» **Aim of the task**
Continue the passage on the Winchester Model 1885 rifle from the point where it stops.

» **Page text**
══════════

The Winchester Model 1885 is a single-shot rifle with a falling-block action. It was principally designed by John Browning. Two models were produced, the Low Wall and the High Wall.

==History==
In 1878, the 23-year-old Browning designed a falling-block single-shot rifle, for which he was granted a patent the following year. Browning and his brother commenced making the rifles by hand in their second-floor workshop in Ogden, Utah, with limited success.

In 1883, Thomas G. Bennett, vice-president and General Manager of the Winchester Repeating Arms Company, traveled to Ogden and negotiated the purchase of the single-shot design, as well as the prototype of what would become the Model 1886 lever-action – the beginning of the fruitful 20-year Winchester–Browning collaboration. Winchester's engineers made some improvements to Browning's design, including angling the block at six degrees to create a positive breech seal, and released the rifle as the Model 1885. Two popular models were made, the so-called Low Wall which showed an exposed hammer, firing less powerful cartridges, and the so-called High Wall for stronger cartridges whose steel frame covered most of the firing hammer when viewed from the side; but both were officially marketed by Winchester as the Single Shot Rifle.

══════════

» **Data**
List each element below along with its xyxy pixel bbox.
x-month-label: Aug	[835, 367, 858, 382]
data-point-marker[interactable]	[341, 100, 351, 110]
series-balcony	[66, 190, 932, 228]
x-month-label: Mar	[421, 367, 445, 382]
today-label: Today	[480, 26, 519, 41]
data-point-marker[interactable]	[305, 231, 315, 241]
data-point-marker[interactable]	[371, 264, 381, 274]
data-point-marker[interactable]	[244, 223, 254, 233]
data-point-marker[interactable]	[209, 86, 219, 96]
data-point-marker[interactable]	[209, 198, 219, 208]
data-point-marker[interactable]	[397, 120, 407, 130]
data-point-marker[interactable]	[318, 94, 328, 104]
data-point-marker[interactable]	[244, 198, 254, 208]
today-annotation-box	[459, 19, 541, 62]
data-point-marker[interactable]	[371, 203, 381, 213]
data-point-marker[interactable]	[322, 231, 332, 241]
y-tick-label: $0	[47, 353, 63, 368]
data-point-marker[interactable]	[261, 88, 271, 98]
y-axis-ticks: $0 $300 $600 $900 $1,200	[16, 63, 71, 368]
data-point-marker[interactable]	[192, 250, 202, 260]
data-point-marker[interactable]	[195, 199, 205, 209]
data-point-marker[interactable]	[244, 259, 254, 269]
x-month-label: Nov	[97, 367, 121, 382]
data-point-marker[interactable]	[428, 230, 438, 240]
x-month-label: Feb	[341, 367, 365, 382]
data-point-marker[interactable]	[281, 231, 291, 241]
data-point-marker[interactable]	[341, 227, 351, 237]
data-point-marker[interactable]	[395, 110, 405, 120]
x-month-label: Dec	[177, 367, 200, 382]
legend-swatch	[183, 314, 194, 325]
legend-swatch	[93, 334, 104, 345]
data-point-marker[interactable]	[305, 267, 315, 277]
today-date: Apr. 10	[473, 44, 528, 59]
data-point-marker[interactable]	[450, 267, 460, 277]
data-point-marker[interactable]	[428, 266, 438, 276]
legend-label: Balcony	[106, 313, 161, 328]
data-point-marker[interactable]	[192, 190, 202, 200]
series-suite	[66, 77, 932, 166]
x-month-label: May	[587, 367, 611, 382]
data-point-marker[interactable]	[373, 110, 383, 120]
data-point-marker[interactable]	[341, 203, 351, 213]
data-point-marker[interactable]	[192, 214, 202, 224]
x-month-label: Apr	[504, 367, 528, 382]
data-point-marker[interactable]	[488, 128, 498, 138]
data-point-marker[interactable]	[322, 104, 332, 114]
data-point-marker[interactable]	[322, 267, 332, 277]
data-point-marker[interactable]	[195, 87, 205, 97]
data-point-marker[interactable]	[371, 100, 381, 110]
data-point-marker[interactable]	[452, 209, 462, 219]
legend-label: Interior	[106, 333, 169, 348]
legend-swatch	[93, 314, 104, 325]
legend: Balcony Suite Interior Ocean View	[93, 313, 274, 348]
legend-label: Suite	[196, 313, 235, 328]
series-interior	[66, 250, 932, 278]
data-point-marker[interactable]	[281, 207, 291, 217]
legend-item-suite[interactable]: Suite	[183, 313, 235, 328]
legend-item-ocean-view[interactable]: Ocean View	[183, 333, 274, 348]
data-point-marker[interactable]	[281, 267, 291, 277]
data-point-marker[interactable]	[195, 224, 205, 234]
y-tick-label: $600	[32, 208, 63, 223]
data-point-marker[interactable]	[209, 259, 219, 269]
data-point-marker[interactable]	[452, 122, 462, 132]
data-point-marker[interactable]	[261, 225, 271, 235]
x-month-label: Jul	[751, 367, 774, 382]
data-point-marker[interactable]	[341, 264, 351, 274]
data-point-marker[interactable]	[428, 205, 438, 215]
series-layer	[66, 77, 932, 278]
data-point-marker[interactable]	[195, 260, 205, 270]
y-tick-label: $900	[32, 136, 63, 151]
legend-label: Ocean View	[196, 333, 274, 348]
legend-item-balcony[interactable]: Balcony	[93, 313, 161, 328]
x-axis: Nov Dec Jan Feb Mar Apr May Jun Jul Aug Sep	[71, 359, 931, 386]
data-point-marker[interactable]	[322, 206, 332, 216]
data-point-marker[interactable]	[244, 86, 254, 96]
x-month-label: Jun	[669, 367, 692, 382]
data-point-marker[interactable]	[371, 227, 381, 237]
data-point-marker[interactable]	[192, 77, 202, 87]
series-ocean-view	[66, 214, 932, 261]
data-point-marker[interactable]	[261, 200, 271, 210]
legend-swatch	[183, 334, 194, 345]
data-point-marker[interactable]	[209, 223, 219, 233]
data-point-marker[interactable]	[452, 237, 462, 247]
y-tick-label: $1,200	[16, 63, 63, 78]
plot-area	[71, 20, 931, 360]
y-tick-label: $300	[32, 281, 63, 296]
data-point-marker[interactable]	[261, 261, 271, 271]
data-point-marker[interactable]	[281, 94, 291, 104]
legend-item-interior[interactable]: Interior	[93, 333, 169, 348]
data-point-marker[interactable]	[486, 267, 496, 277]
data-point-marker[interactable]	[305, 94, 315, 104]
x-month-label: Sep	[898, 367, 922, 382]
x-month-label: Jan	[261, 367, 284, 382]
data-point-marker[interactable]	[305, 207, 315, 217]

══════════

» **Response**
It was produced principally to satisfy the demands of the growing sport of long-range "Match Shooting", which opened at Creedmoor, New York, on June 21, 1872. Target/Match shooting was extremely popular in the US from about 1871 until about 1917, enjoying a status similar to golf today, and the Winchester company, which had built its reputation on repeating firearms, had in 1885 challenged the single-shot giants of Sharps, Remington, Stevens, Maynard, Ballard et al., not only entering the competition, but excelling at it, with Major Ned H. Roberts (inventor of the .257 Roberts cartridge) describing the Model 1885 Single Shot as "the most reliable, strongest, and altogether best single shot rifle ever produced."

Winchester produced nearly 140,000 Single Shot rifles from 1885 to 1920, and it was found that the falling-block Model 1885 had been built with one of the strongest actions known at that time. The falling block action was so strong that the Winchester Company used it to test fire newly created rifle cartridges. To satisfy the needs of the shooting and hunting public, the Model 1885 Single Shot was eventually produced in more calibers than any other Winchester rifle. Winchester also produced a large number of Single Shots in .22 caliber for the US Army as a marksmanship training rifle, the "Winder musket."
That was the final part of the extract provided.